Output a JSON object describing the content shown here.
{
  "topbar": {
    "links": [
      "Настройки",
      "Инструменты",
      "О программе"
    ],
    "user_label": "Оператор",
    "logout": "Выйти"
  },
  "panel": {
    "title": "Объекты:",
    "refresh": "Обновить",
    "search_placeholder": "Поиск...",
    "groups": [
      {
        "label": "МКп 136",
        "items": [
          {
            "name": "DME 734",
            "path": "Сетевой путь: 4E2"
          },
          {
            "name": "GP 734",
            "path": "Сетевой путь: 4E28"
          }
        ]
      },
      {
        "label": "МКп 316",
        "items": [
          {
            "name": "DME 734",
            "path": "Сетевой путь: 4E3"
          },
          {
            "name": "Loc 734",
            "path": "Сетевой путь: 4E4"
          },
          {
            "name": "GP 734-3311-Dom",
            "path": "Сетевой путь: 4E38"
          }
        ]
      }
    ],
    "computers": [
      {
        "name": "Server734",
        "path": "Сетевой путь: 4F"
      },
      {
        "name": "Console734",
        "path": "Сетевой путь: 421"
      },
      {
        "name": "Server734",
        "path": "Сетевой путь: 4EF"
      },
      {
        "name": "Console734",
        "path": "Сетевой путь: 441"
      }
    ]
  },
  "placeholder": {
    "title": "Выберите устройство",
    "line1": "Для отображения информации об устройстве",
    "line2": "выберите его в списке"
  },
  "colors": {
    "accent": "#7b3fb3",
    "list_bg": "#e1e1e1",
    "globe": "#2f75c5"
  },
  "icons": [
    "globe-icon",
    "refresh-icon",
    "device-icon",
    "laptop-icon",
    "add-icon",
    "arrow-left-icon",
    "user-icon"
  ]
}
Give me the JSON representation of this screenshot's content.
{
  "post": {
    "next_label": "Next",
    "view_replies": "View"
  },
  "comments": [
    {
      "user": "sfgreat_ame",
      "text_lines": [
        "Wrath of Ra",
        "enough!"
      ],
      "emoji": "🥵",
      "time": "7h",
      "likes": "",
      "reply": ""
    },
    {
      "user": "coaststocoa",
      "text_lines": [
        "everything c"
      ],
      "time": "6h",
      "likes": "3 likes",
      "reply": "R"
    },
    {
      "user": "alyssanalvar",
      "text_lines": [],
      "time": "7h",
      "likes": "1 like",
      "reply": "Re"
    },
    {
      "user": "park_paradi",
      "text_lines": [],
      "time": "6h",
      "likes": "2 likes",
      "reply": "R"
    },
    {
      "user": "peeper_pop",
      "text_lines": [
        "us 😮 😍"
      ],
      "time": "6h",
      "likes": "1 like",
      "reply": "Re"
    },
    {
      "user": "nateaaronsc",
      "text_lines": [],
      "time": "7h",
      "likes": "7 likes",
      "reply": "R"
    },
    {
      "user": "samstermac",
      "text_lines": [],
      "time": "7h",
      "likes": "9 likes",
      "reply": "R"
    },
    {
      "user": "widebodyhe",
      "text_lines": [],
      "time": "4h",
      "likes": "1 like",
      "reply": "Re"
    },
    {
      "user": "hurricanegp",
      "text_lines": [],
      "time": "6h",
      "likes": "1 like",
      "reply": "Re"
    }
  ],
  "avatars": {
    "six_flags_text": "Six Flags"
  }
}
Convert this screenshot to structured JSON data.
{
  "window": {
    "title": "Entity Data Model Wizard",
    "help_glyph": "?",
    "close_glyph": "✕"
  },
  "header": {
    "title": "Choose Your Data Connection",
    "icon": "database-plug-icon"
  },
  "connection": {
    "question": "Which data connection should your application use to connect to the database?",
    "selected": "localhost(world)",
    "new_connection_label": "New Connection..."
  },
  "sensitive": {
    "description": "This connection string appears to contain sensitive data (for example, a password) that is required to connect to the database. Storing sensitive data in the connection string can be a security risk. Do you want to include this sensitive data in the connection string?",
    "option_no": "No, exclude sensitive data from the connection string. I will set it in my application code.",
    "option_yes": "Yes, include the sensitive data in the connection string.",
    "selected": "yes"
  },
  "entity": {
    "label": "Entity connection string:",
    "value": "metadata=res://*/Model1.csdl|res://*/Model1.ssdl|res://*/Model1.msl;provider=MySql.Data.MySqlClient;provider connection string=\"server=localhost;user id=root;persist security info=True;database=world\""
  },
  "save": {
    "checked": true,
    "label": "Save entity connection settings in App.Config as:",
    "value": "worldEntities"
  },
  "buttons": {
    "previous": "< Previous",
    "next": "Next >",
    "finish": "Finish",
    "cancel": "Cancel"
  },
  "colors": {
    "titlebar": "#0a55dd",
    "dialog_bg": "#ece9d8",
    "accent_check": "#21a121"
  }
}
————
▶ [Stated goal]:
Here, the records must be output exactly and in full.

▶ [Solution to this exercise]:
Output a JSON object describing the content shown here.
{
  "topbar": {
    "links": [
      "Настройки",
      "Инструменты",
      "О программе"
    ],
    "user_label": "Оператор",
    "logout": "Выйти"
  },
  "panel": {
    "title": "Объекты:",
    "refresh": "Обновить",
    "search_placeholder": "Поиск...",
    "groups": [
      {
        "label": "МКп 136",
        "items": [
          {
            "name": "DME 734",
            "path": "Сетевой путь: 4E2"
          },
          {
            "name": "GP 734",
            "path": "Сетевой путь: 4E28"
          }
        ]
      },
      {
        "label": "МКп 316",
        "items": [
          {
            "name": "DME 734",
            "path": "Сетевой путь: 4E3"
          },
          {
            "name": "Loc 734",
            "path": "Сетевой путь: 4E4"
          },
          {
            "name": "GP 734-3311-Dom",
            "path": "Сетевой путь: 4E38"
          }
        ]
      }
    ],
    "computers": [
      {
        "name": "Server734",
        "path": "Сетевой путь: 4F"
      },
      {
        "name": "Console734",
        "path": "Сетевой путь: 421"
      },
      {
        "name": "Server734",
        "path": "Сетевой путь: 4EF"
      },
      {
        "name": "Console734",
        "path": "Сетевой путь: 441"
      }
    ]
  },
  "placeholder": {
    "title": "Выберите устройство",
    "line1": "Для отображения информации об устройстве",
    "line2": "выберите его в списке"
  },
  "colors": {
    "accent": "#7b3fb3",
    "list_bg": "#e1e1e1",
    "globe": "#2f75c5"
  },
  "icons": [
    "globe-icon",
    "refresh-icon",
    "device-icon",
    "laptop-icon",
    "add-icon",
    "arrow-left-icon",
    "user-icon"
  ]
}
Give me the JSON representation of this screenshot's content.
{
  "post": {
    "next_label": "Next",
    "view_replies": "View"
  },
  "comments": [
    {
      "user": "sfgreat_ame",
      "text_lines": [
        "Wrath of Ra",
        "enough!"
      ],
      "emoji": "🥵",
      "time": "7h",
      "likes": "",
      "reply": ""
    },
    {
      "user": "coaststocoa",
      "text_lines": [
        "everything c"
      ],
      "time": "6h",
      "likes": "3 likes",
      "reply": "R"
    },
    {
      "user": "alyssanalvar",
      "text_lines": [],
      "time": "7h",
      "likes": "1 like",
      "reply": "Re"
    },
    {
      "user": "park_paradi",
      "text_lines": [],
      "time": "6h",
      "likes": "2 likes",
      "reply": "R"
    },
    {
      "user": "peeper_pop",
      "text_lines": [
        "us 😮 😍"
      ],
      "time": "6h",
      "likes": "1 like",
      "reply": "Re"
    },
    {
      "user": "nateaaronsc",
      "text_lines": [],
      "time": "7h",
      "likes": "7 likes",
      "reply": "R"
    },
    {
      "user": "samstermac",
      "text_lines": [],
      "time": "7h",
      "likes": "9 likes",
      "reply": "R"
    },
    {
      "user": "widebodyhe",
      "text_lines": [],
      "time": "4h",
      "likes": "1 like",
      "reply": "Re"
    },
    {
      "user": "hurricanegp",
      "text_lines": [],
      "time": "6h",
      "likes": "1 like",
      "reply": "Re"
    }
  ],
  "avatars": {
    "six_flags_text": "Six Flags"
  }
}
Convert this screenshot to structured JSON data.
{
  "window": {
    "title": "Entity Data Model Wizard",
    "help_glyph": "?",
    "close_glyph": "✕"
  },
  "header": {
    "title": "Choose Your Data Connection",
    "icon": "database-plug-icon"
  },
  "connection": {
    "question": "Which data connection should your application use to connect to the database?",
    "selected": "localhost(world)",
    "new_connection_label": "New Connection..."
  },
  "sensitive": {
    "description": "This connection string appears to contain sensitive data (for example, a password) that is required to connect to the database. Storing sensitive data in the connection string can be a security risk. Do you want to include this sensitive data in the connection string?",
    "option_no": "No, exclude sensitive data from the connection string. I will set it in my application code.",
    "option_yes": "Yes, include the sensitive data in the connection string.",
    "selected": "yes"
  },
  "entity": {
    "label": "Entity connection string:",
    "value": "metadata=res://*/Model1.csdl|res://*/Model1.ssdl|res://*/Model1.msl;provider=MySql.Data.MySqlClient;provider connection string=\"server=localhost;user id=root;persist security info=True;database=world\""
  },
  "save": {
    "checked": true,
    "label": "Save entity connection settings in App.Config as:",
    "value": "worldEntities"
  },
  "buttons": {
    "previous": "< Previous",
    "next": "Next >",
    "finish": "Finish",
    "cancel": "Cancel"
  },
  "colors": {
    "titlebar": "#0a55dd",
    "dialog_bg": "#ece9d8",
    "accent_check": "#21a121"
  }
}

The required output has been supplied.